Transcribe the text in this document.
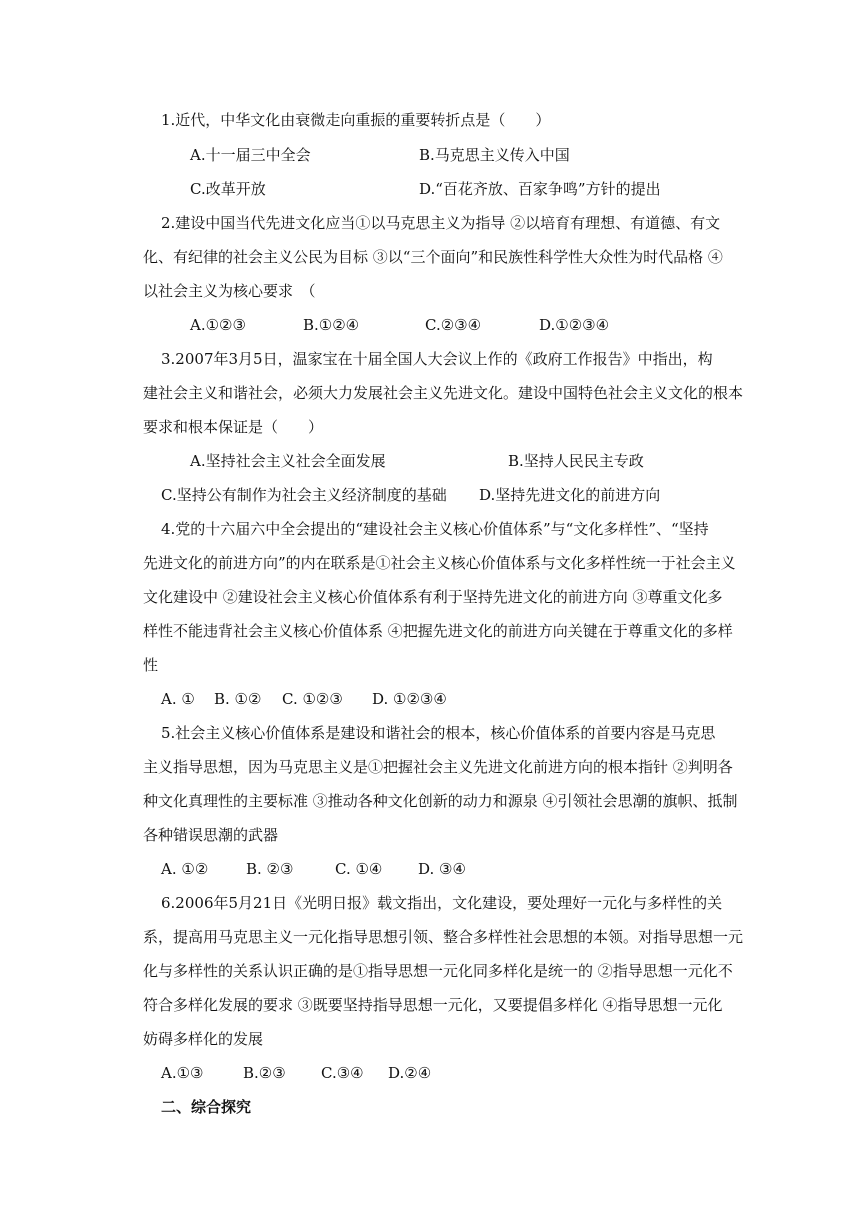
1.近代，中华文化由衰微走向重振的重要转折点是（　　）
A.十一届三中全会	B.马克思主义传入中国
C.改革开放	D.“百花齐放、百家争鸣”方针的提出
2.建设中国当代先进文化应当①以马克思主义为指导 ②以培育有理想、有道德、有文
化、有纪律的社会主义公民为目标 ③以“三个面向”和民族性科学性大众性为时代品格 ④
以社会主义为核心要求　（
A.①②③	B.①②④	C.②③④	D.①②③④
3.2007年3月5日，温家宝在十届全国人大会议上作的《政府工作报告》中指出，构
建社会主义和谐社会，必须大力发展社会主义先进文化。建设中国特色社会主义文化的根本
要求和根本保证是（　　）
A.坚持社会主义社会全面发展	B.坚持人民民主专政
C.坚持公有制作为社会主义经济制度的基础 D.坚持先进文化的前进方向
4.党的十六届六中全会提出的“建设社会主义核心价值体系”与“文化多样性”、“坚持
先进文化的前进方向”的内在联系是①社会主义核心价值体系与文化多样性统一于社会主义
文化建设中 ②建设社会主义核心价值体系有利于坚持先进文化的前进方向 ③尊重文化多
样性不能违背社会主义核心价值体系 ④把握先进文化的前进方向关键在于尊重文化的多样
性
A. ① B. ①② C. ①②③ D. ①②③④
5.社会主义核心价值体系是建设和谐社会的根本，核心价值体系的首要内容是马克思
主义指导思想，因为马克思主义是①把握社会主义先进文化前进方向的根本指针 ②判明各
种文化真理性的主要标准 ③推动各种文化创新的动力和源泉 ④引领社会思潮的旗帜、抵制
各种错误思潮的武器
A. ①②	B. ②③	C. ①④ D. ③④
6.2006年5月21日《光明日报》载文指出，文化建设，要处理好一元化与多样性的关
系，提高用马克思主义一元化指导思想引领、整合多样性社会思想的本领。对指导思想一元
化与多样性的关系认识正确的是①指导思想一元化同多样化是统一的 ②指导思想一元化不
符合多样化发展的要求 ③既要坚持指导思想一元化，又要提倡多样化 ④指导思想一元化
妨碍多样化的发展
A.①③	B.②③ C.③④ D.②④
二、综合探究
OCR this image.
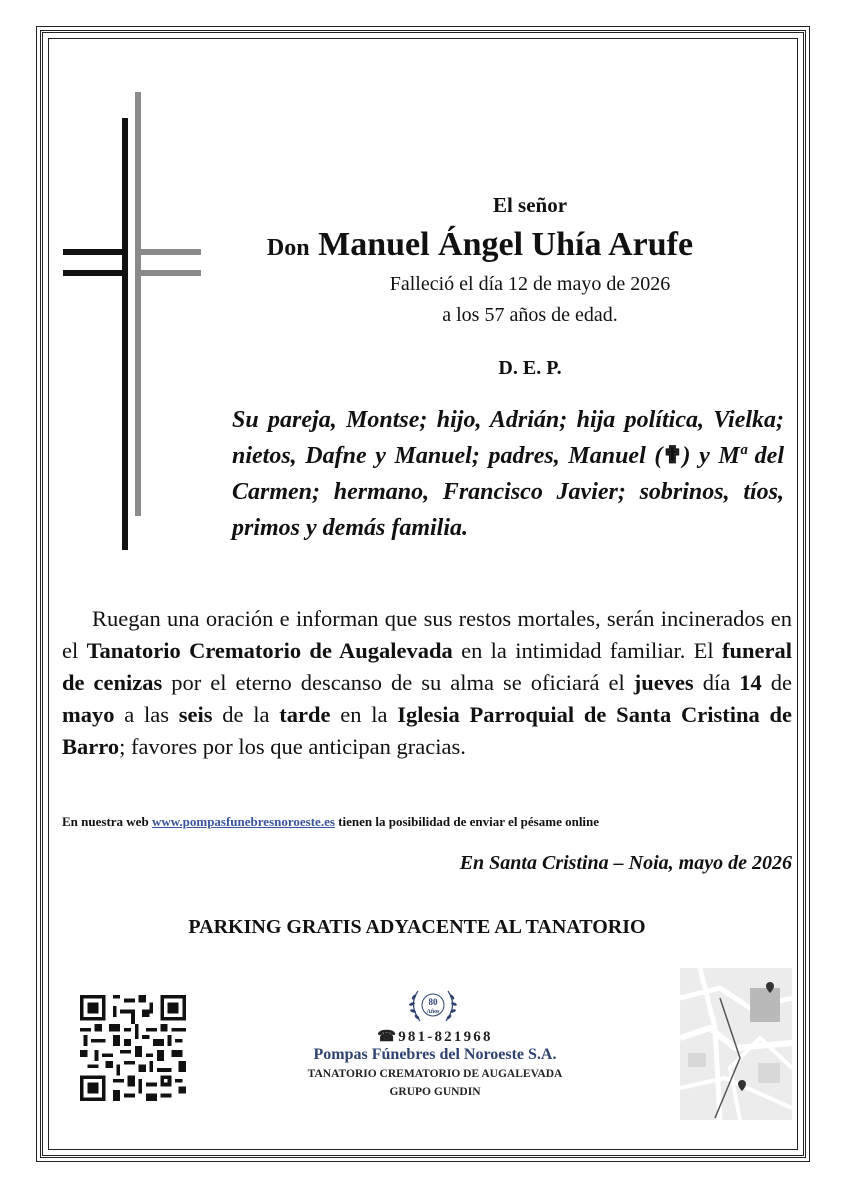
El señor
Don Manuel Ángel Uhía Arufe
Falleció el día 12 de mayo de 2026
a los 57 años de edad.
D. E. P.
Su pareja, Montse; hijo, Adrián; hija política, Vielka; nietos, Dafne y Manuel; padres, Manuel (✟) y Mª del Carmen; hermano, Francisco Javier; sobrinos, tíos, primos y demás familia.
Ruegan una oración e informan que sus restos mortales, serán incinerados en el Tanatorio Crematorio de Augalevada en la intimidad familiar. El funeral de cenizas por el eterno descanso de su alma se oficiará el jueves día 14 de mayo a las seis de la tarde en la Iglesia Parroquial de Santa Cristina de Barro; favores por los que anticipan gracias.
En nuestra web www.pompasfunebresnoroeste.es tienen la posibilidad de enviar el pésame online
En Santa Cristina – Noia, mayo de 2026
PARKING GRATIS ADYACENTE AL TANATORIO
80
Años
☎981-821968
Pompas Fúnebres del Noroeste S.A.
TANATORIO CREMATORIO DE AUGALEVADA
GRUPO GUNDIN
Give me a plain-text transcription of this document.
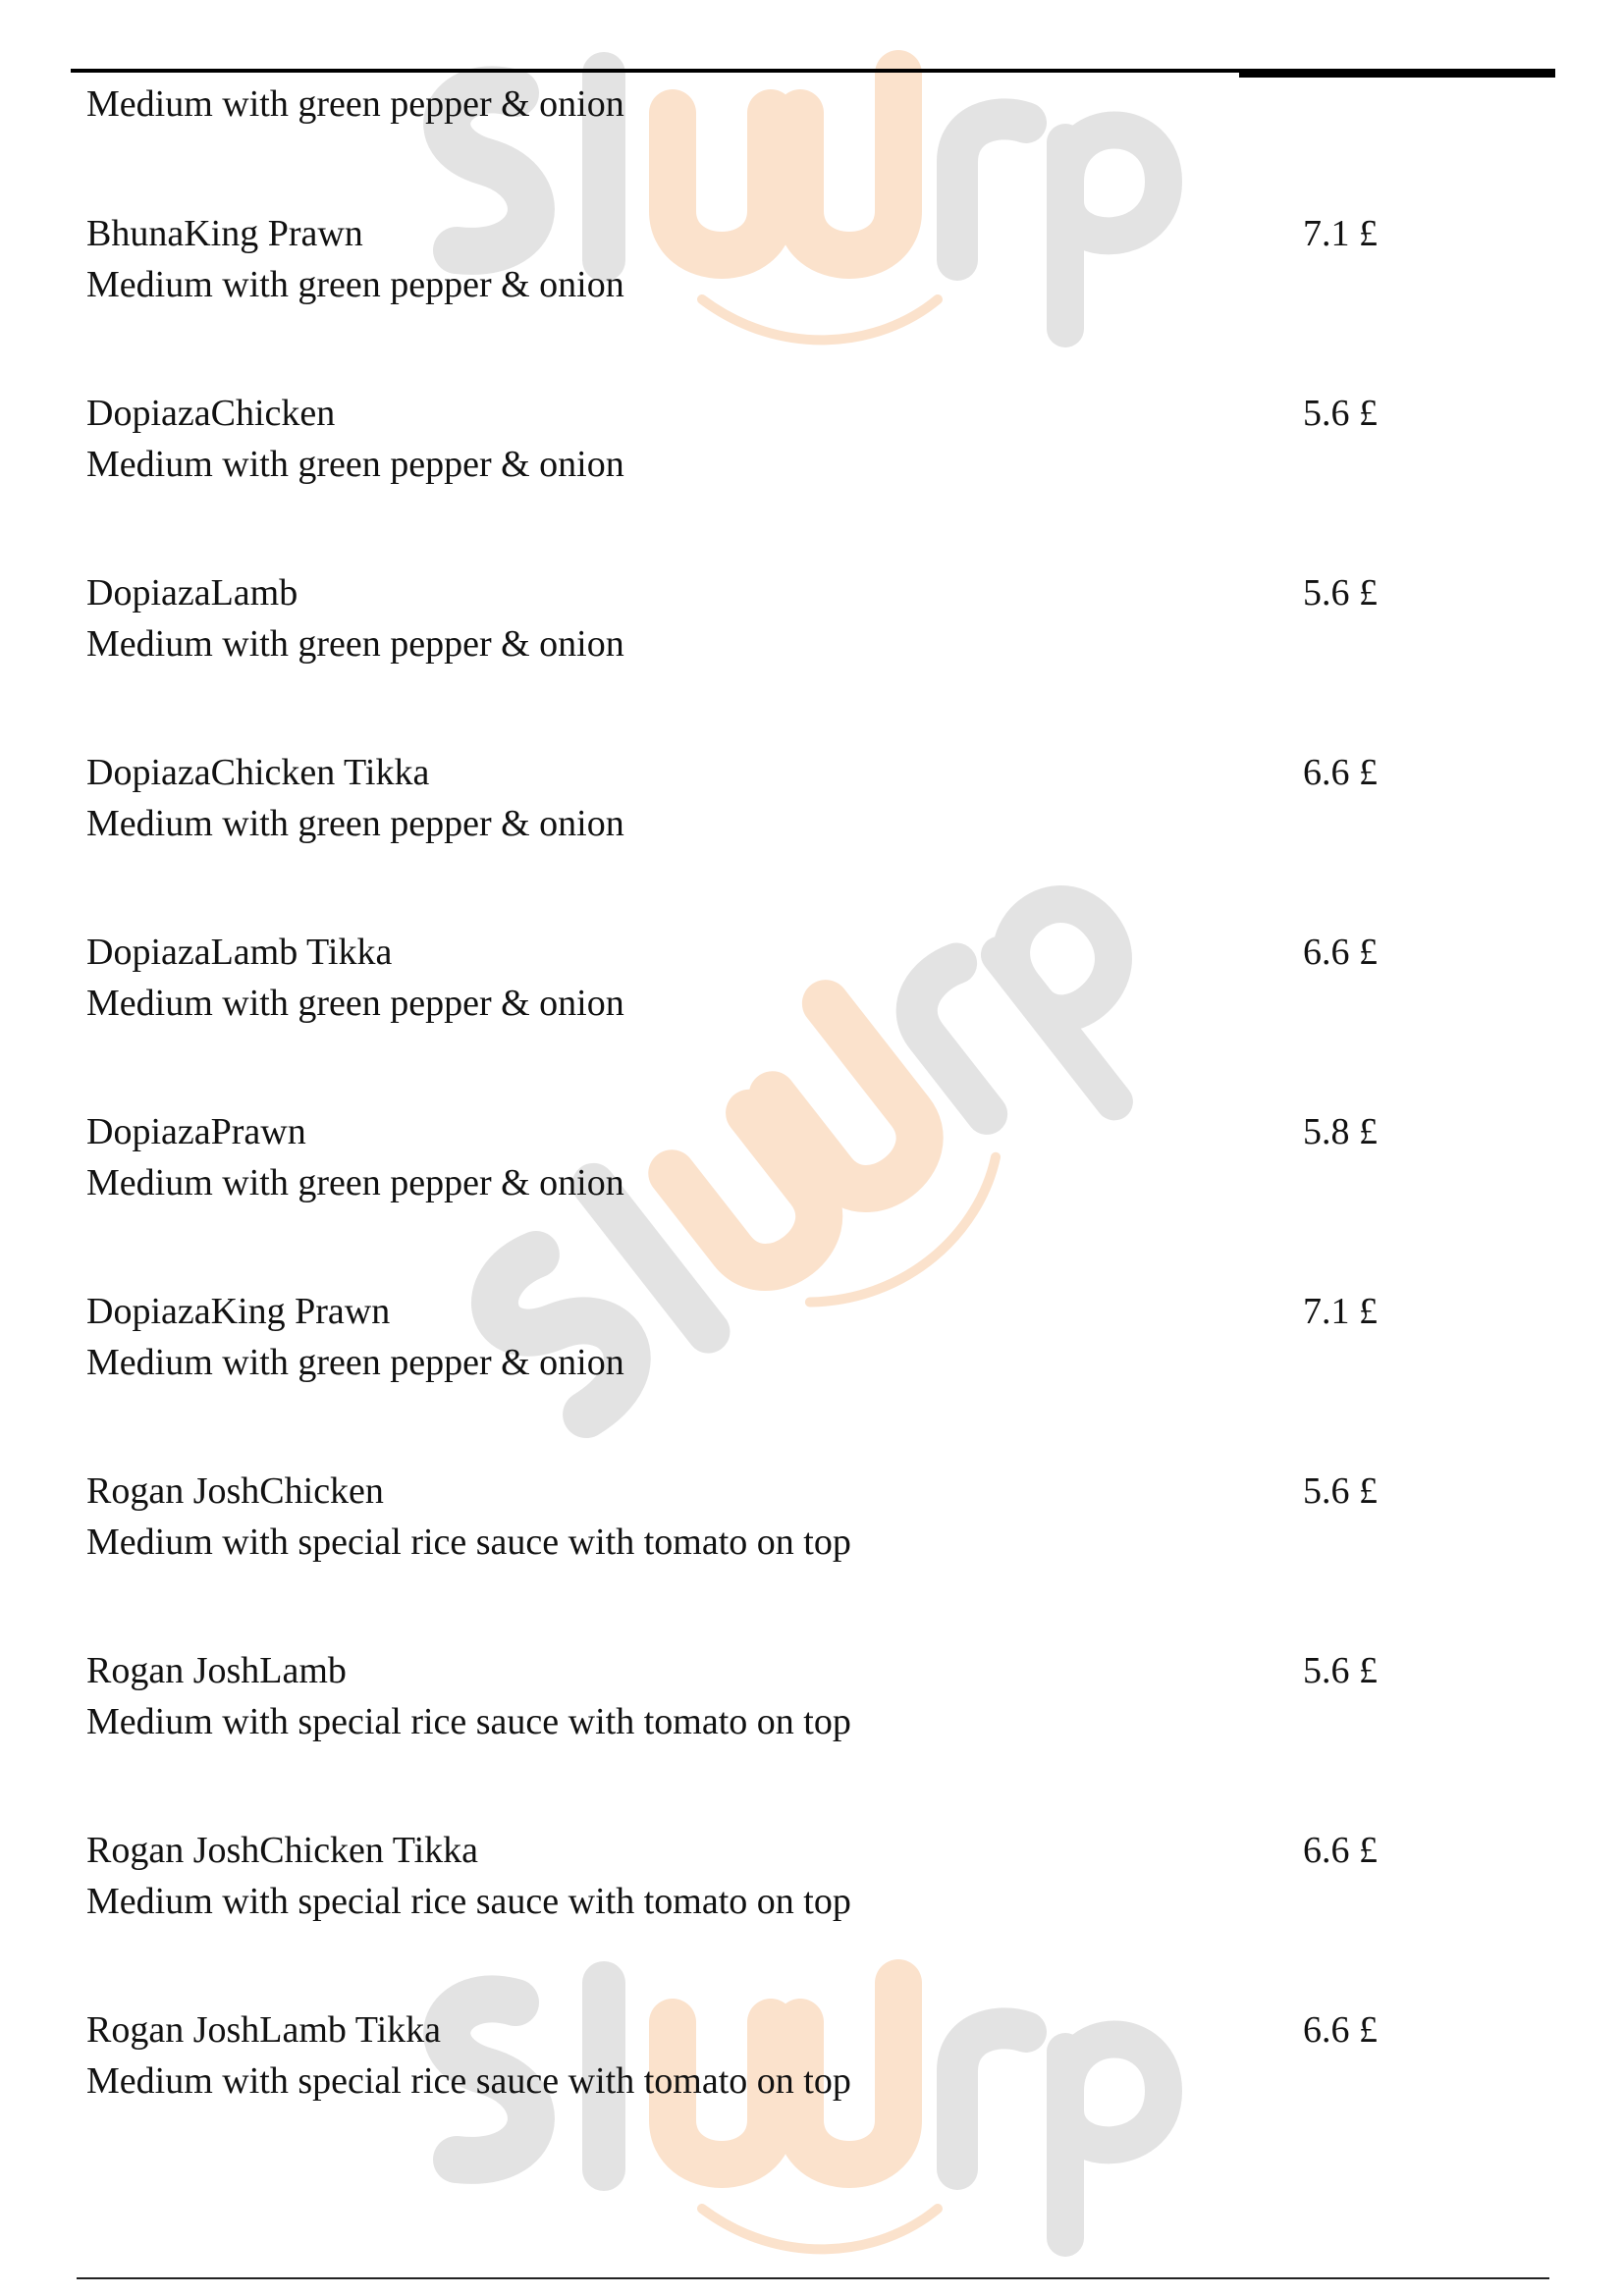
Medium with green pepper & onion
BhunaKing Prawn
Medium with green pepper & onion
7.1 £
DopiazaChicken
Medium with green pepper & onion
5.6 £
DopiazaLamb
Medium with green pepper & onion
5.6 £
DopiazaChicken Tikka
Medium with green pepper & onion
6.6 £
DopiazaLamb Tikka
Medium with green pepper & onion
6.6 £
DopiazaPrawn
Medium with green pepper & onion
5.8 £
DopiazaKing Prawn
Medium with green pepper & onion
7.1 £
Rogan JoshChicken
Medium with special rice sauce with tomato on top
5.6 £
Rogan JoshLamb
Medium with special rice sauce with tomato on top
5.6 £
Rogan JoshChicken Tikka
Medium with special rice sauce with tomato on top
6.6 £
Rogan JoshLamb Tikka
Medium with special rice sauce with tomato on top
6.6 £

......

- [DIRECTION]
Copy verbatim the span that begins at the line containing "Give me a plain-text" and ends at the last line of the material, inclusive of both; exclude pictures.

- [WORKED ANSWER]
Give me a plain-text transcription of this document.
Medium with green pepper & onion
BhunaKing Prawn
Medium with green pepper & onion
7.1 £
DopiazaChicken
Medium with green pepper & onion
5.6 £
DopiazaLamb
Medium with green pepper & onion
5.6 £
DopiazaChicken Tikka
Medium with green pepper & onion
6.6 £
DopiazaLamb Tikka
Medium with green pepper & onion
6.6 £
DopiazaPrawn
Medium with green pepper & onion
5.8 £
DopiazaKing Prawn
Medium with green pepper & onion
7.1 £
Rogan JoshChicken
Medium with special rice sauce with tomato on top
5.6 £
Rogan JoshLamb
Medium with special rice sauce with tomato on top
5.6 £
Rogan JoshChicken Tikka
Medium with special rice sauce with tomato on top
6.6 £
Rogan JoshLamb Tikka
Medium with special rice sauce with tomato on top
6.6 £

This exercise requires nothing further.